- [Written problem] Copy each line that has the string "have" somewhere in it.

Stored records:

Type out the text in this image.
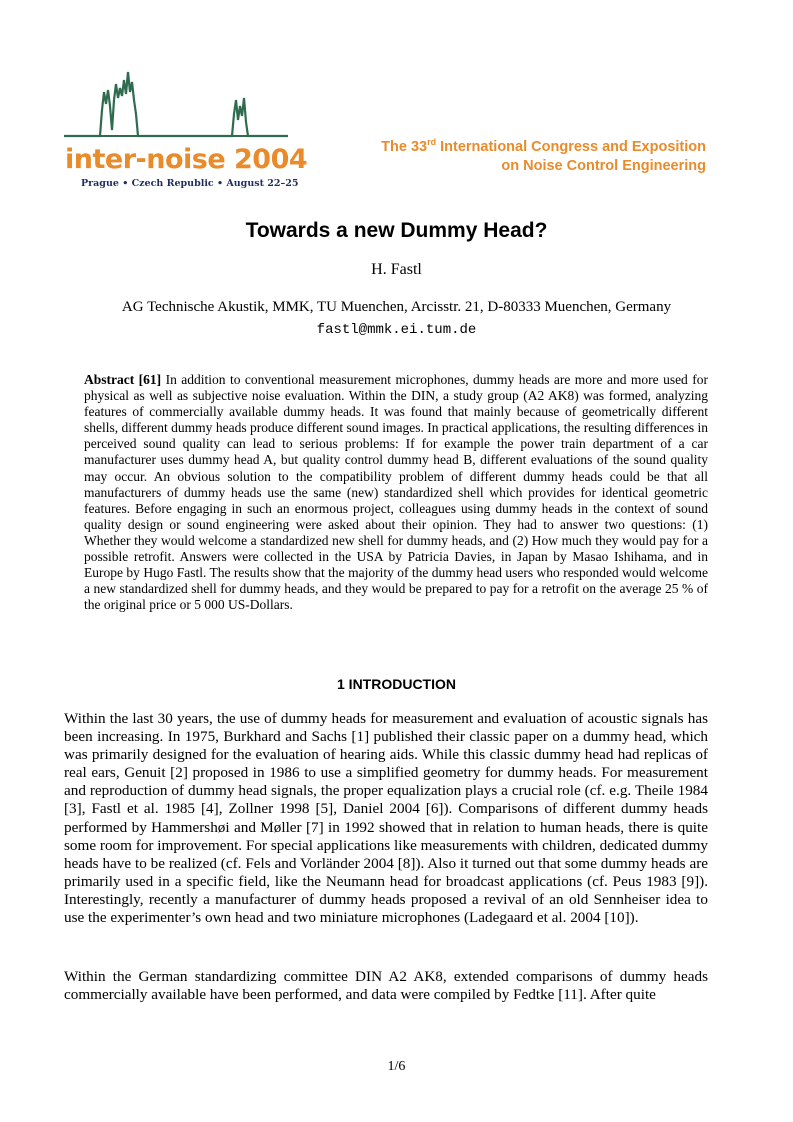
inter-noise 2004
Prague • Czech Republic • August 22–25
The 33rd International Congress and Exposition
on Noise Control Engineering
Towards a new Dummy Head?
H. Fastl
AG Technische Akustik, MMK, TU Muenchen, Arcisstr. 21, D-80333 Muenchen, Germany
fastl@mmk.ei.tum.de
Abstract [61] In addition to conventional measurement microphones, dummy heads are more and more used for physical as well as subjective noise evaluation. Within the DIN, a study group (A2 AK8) was formed, analyzing features of commercially available dummy heads. It was found that mainly because of geometrically different shells, different dummy heads produce different sound images. In practical applications, the resulting differences in perceived sound quality can lead to serious problems: If for example the power train department of a car manufacturer uses dummy head A, but quality control dummy head B, different evaluations of the sound quality may occur. An obvious solution to the compatibility problem of different dummy heads could be that all manufacturers of dummy heads use the same (new) standardized shell which provides for identical geometric features. Before engaging in such an enormous project, colleagues using dummy heads in the context of sound quality design or sound engineering were asked about their opinion. They had to answer two questions: (1) Whether they would welcome a standardized new shell for dummy heads, and (2) How much they would pay for a possible retrofit. Answers were collected in the USA by Patricia Davies, in Japan by Masao Ishihama, and in Europe by Hugo Fastl. The results show that the majority of the dummy head users who responded would welcome a new standardized shell for dummy heads, and they would be prepared to pay for a retrofit on the average 25 % of the original price or 5 000 US-Dollars.
1 INTRODUCTION
Within the last 30 years, the use of dummy heads for measurement and evaluation of acoustic signals has been increasing. In 1975, Burkhard and Sachs [1] published their classic paper on a dummy head, which was primarily designed for the evaluation of hearing aids. While this classic dummy head had replicas of real ears, Genuit [2] proposed in 1986 to use a simplified geometry for dummy heads. For measurement and reproduction of dummy head signals, the proper equalization plays a crucial role (cf. e.g. Theile 1984 [3], Fastl et al. 1985 [4], Zollner 1998 [5], Daniel 2004 [6]). Comparisons of different dummy heads performed by Hammershøi and Møller [7] in 1992 showed that in relation to human heads, there is quite some room for improvement. For special applications like measurements with children, dedicated dummy heads have to be realized (cf. Fels and Vorländer 2004 [8]). Also it turned out that some dummy heads are primarily used in a specific field, like the Neumann head for broadcast applications (cf. Peus 1983 [9]). Interestingly, recently a manufacturer of dummy heads proposed a revival of an old Sennheiser idea to use the experimenter’s own head and two miniature microphones (Ladegaard et al. 2004 [10]).
Within the German standardizing committee DIN A2 AK8, extended comparisons of dummy heads commercially available have been performed, and data were compiled by Fedtke [11]. After quite
1/6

- [Output for this exercise]
Within the last 30 years, the use of dummy heads for measurement and evaluation of acoustic signals has been increasing. In 1975, Burkhard and Sachs [1] published their classic paper on a dummy head, which was primarily designed for the evaluation of hearing aids. While this classic dummy head had replicas of real ears, Genuit [2] proposed in 1986 to use a simplified geometry for dummy heads. For measurement and reproduction of dummy head signals, the proper equalization plays a crucial role (cf. e.g. Theile 1984 [3], Fastl et al. 1985 [4], Zollner 1998 [5], Daniel 2004 [6]). Comparisons of different dummy heads performed by Hammershøi and Møller [7] in 1992 showed that in relation to human heads, there is quite some room for improvement. For special applications like measurements with children, dedicated dummy heads have to be realized (cf. Fels and Vorländer 2004 [8]). Also it turned out that some dummy heads are primarily used in a specific field, like the Neumann head for broadcast applications (cf. Peus 1983 [9]). Interestingly, recently a manufacturer of dummy heads proposed a revival of an old Sennheiser idea to use the experimenter’s own head and two miniature microphones (Ladegaard et al. 2004 [10]).
Within the German standardizing committee DIN A2 AK8, extended comparisons of dummy heads commercially available have been performed, and data were compiled by Fedtke [11]. After quite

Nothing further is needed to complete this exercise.